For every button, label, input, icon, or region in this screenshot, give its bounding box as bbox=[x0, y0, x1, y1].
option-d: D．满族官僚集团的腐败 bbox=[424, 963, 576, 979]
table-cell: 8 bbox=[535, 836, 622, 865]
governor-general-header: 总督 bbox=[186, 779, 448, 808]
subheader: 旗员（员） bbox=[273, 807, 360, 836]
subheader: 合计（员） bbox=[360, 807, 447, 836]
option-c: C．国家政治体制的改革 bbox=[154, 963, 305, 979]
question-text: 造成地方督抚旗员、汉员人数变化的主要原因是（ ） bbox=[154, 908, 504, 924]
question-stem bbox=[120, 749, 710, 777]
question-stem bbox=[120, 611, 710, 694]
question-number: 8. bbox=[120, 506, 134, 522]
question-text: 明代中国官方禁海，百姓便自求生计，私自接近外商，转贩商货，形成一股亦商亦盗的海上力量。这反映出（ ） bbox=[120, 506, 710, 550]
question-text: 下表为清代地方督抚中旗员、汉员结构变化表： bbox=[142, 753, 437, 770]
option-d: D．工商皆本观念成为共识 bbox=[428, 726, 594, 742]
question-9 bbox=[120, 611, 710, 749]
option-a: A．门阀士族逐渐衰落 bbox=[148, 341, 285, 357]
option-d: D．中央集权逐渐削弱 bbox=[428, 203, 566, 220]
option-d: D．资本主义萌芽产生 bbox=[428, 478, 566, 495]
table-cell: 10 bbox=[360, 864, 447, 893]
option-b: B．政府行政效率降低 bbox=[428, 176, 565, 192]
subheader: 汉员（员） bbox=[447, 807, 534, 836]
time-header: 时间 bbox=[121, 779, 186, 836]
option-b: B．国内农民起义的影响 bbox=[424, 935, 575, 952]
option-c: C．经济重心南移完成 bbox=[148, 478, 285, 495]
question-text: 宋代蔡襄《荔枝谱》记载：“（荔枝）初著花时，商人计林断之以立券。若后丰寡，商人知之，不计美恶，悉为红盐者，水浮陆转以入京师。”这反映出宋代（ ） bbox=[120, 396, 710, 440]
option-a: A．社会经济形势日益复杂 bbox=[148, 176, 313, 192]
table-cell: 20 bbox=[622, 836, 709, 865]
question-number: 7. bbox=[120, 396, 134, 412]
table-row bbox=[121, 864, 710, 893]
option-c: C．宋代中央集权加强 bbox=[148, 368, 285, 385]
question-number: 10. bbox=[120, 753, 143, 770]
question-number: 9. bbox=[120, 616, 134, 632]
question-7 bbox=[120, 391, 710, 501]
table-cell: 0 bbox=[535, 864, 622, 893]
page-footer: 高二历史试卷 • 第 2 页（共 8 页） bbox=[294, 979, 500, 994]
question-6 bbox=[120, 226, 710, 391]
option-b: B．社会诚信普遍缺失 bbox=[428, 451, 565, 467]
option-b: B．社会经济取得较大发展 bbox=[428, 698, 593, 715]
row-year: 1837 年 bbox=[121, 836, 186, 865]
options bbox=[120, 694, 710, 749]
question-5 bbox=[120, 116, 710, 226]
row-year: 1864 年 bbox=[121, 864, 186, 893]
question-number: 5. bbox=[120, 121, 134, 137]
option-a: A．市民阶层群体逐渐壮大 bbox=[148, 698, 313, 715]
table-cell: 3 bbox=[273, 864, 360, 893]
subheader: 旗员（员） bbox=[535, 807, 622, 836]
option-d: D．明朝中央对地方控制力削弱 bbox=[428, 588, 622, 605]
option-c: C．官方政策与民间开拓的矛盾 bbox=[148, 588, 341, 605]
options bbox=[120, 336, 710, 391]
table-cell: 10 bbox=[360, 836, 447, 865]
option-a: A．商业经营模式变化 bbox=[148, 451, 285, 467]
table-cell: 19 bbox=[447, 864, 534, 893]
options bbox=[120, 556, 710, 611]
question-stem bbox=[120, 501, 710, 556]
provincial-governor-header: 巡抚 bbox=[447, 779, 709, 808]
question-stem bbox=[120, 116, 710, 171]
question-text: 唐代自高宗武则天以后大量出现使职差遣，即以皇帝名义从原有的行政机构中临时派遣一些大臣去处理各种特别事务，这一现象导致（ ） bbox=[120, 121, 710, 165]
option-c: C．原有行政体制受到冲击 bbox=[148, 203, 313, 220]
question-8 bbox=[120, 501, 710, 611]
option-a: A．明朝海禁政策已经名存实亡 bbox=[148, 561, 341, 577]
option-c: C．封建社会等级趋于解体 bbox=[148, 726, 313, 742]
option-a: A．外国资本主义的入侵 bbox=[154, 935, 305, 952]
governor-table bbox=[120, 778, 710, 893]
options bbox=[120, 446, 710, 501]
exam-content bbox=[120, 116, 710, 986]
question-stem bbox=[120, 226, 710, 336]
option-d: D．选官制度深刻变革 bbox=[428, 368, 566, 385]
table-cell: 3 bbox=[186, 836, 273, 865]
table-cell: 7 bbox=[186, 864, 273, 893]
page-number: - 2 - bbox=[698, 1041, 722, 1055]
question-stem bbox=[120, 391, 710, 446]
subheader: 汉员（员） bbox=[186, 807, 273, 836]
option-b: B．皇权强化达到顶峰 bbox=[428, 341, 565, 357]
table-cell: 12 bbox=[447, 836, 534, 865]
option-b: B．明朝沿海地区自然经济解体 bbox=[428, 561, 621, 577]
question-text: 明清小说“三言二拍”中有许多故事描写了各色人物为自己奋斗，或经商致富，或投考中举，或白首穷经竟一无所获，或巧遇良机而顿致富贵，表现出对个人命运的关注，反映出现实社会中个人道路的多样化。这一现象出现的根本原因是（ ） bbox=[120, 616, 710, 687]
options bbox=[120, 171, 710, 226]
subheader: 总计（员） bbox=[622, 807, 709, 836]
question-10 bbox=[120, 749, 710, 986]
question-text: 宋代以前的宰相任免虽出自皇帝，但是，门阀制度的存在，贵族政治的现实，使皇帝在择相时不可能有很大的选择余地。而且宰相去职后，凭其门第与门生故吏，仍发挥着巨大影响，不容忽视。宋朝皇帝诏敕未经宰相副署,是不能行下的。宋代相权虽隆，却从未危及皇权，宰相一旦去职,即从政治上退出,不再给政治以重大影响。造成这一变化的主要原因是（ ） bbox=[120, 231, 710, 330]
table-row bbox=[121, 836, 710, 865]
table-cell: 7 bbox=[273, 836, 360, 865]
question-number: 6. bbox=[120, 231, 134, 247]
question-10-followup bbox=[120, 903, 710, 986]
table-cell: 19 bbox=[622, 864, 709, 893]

============================================================

Lay out every line of the listing above as a Markdown table, with a No. column for the row number and a Listing line column for the line itself. Leave out any blank lines.

- _Task output_
| No. | Listing line |
|---|---|
| 1 | For every button, label, input, icon, or region in this screenshot, give its bounding box as bbox=[x0, y0, x1, y1]. |
| 2 | option-d: D．满族官僚集团的腐败 bbox=[424, 963, 576, 979] |
| 3 | table-cell: 8 bbox=[535, 836, 622, 865] |
| 4 | governor-general-header: 总督 bbox=[186, 779, 448, 808] |
| 5 | subheader: 旗员（员） bbox=[273, 807, 360, 836] |
| 6 | subheader: 合计（员） bbox=[360, 807, 447, 836] |
| 7 | option-c: C．国家政治体制的改革 bbox=[154, 963, 305, 979] |
| 8 | question-text: 造成地方督抚旗员、汉员人数变化的主要原因是（ ） bbox=[154, 908, 504, 924] |
| 9 | question-stem bbox=[120, 749, 710, 777] |
| 10 | question-stem bbox=[120, 611, 710, 694] |
| 11 | question-number: 8. bbox=[120, 506, 134, 522] |
| 12 | question-text: 明代中国官方禁海，百姓便自求生计，私自接近外商，转贩商货，形成一股亦商亦盗的海上力量。这反映出（ ） bbox=[120, 506, 710, 550] |
| 13 | question-text: 下表为清代地方督抚中旗员、汉员结构变化表： bbox=[142, 753, 437, 770] |
| 14 | option-d: D．工商皆本观念成为共识 bbox=[428, 726, 594, 742] |
| 15 | question-9 bbox=[120, 611, 710, 749] |
| 16 | option-a: A．门阀士族逐渐衰落 bbox=[148, 341, 285, 357] |
| 17 | option-d: D．中央集权逐渐削弱 bbox=[428, 203, 566, 220] |
| 18 | option-d: D．资本主义萌芽产生 bbox=[428, 478, 566, 495] |
| 19 | table-cell: 10 bbox=[360, 864, 447, 893] |
| 20 | option-b: B．政府行政效率降低 bbox=[428, 176, 565, 192] |
| 21 | subheader: 汉员（员） bbox=[447, 807, 534, 836] |
| 22 | time-header: 时间 bbox=[121, 779, 186, 836] |
| 23 | option-b: B．国内农民起义的影响 bbox=[424, 935, 575, 952] |
| 24 | option-c: C．经济重心南移完成 bbox=[148, 478, 285, 495] |
| 25 | question-text: 宋代蔡襄《荔枝谱》记载：“（荔枝）初著花时，商人计林断之以立券。若后丰寡，商人知之，不计美恶，悉为红盐者，水浮陆转以入京师。”这反映出宋代（ ） bbox=[120, 396, 710, 440] |
| 26 | option-a: A．社会经济形势日益复杂 bbox=[148, 176, 313, 192] |
| 27 | table-cell: 20 bbox=[622, 836, 709, 865] |
| 28 | question-number: 7. bbox=[120, 396, 134, 412] |
| 29 | table-row bbox=[121, 864, 710, 893] |
| 30 | option-c: C．宋代中央集权加强 bbox=[148, 368, 285, 385] |
| 31 | question-number: 10. bbox=[120, 753, 143, 770] |
| 32 | question-number: 9. bbox=[120, 616, 134, 632] |
| 33 | question-7 bbox=[120, 391, 710, 501] |
| 34 | table-cell: 0 bbox=[535, 864, 622, 893] |
| 35 | page-footer: 高二历史试卷 • 第 2 页（共 8 页） bbox=[294, 979, 500, 994] |
| 36 | question-6 bbox=[120, 226, 710, 391] |
| 37 | option-b: B．社会诚信普遍缺失 bbox=[428, 451, 565, 467] |
| 38 | option-b: B．社会经济取得较大发展 bbox=[428, 698, 593, 715] |
| 39 | row-year: 1837 年 bbox=[121, 836, 186, 865] |
| 40 | options bbox=[120, 694, 710, 749] |
| 41 | question-5 bbox=[120, 116, 710, 226] |
| 42 | row-year: 1864 年 bbox=[121, 864, 186, 893] |
| 43 | question-number: 5. bbox=[120, 121, 134, 137] |
| 44 | option-a: A．市民阶层群体逐渐壮大 bbox=[148, 698, 313, 715] |
| 45 | table-cell: 3 bbox=[273, 864, 360, 893] |
| 46 | subheader: 旗员（员） bbox=[535, 807, 622, 836] |
| 47 | option-d: D．明朝中央对地方控制力削弱 bbox=[428, 588, 622, 605] |
| 48 | option-c: C．官方政策与民间开拓的矛盾 bbox=[148, 588, 341, 605] |
| 49 | options bbox=[120, 336, 710, 391] |
| 50 | table-cell: 10 bbox=[360, 836, 447, 865] |
| 51 | option-a: A．商业经营模式变化 bbox=[148, 451, 285, 467] |
| 52 | table-cell: 19 bbox=[447, 864, 534, 893] |
| 53 | options bbox=[120, 556, 710, 611] |
| 54 | question-stem bbox=[120, 501, 710, 556] |
| 55 | provincial-governor-header: 巡抚 bbox=[447, 779, 709, 808] |
| 56 | question-stem bbox=[120, 116, 710, 171] |
| 57 | question-text: 唐代自高宗武则天以后大量出现使职差遣，即以皇帝名义从原有的行政机构中临时派遣一些大臣去处理各种特别事务，这一现象导致（ ） bbox=[120, 121, 710, 165] |
| 58 | option-c: C．原有行政体制受到冲击 bbox=[148, 203, 313, 220] |
| 59 | question-8 bbox=[120, 501, 710, 611] |
| 60 | option-a: A．明朝海禁政策已经名存实亡 bbox=[148, 561, 341, 577] |
| 61 | option-c: C．封建社会等级趋于解体 bbox=[148, 726, 313, 742] |
| 62 | option-a: A．外国资本主义的入侵 bbox=[154, 935, 305, 952] |
| 63 | governor-table bbox=[120, 778, 710, 893] |
| 64 | options bbox=[120, 446, 710, 501] |
| 65 | exam-content bbox=[120, 116, 710, 986] |
| 66 | question-stem bbox=[120, 226, 710, 336] |
| 67 | option-d: D．选官制度深刻变革 bbox=[428, 368, 566, 385] |
| 68 | table-cell: 3 bbox=[186, 836, 273, 865] |
| 69 | table-cell: 7 bbox=[186, 864, 273, 893] |
| 70 | page-number: - 2 - bbox=[698, 1041, 722, 1055] |
| 71 | question-stem bbox=[120, 391, 710, 446] |
| 72 | subheader: 汉员（员） bbox=[186, 807, 273, 836] |
| 73 | option-b: B．皇权强化达到顶峰 bbox=[428, 341, 565, 357] |
| 74 | table-cell: 12 bbox=[447, 836, 534, 865] |
| 75 | option-b: B．明朝沿海地区自然经济解体 bbox=[428, 561, 621, 577] |
| 76 | question-text: 明清小说“三言二拍”中有许多故事描写了各色人物为自己奋斗，或经商致富，或投考中举，或白首穷经竟一无所获，或巧遇良机而顿致富贵，表现出对个人命运的关注，反映出现实社会中个人道路的多样化。这一现象出现的根本原因是（ ） bbox=[120, 616, 710, 687] |
| 77 | options bbox=[120, 171, 710, 226] |
| 78 | subheader: 总计（员） bbox=[622, 807, 709, 836] |
| 79 | question-10 bbox=[120, 749, 710, 986] |
| 80 | question-text: 宋代以前的宰相任免虽出自皇帝，但是，门阀制度的存在，贵族政治的现实，使皇帝在择相时不可能有很大的选择余地。而且宰相去职后，凭其门第与门生故吏，仍发挥着巨大影响，不容忽视。宋朝皇帝诏敕未经宰相副署,是不能行下的。宋代相权虽隆，却从未危及皇权，宰相一旦去职,即从政治上退出,不再给政治以重大影响。造成这一变化的主要原因是（ ） bbox=[120, 231, 710, 330] |
| 81 | table-row bbox=[121, 836, 710, 865] |
| 82 | table-cell: 7 bbox=[273, 836, 360, 865] |
| 83 | question-number: 6. bbox=[120, 231, 134, 247] |
| 84 | question-10-followup bbox=[120, 903, 710, 986] |
| 85 | table-cell: 19 bbox=[622, 864, 709, 893] |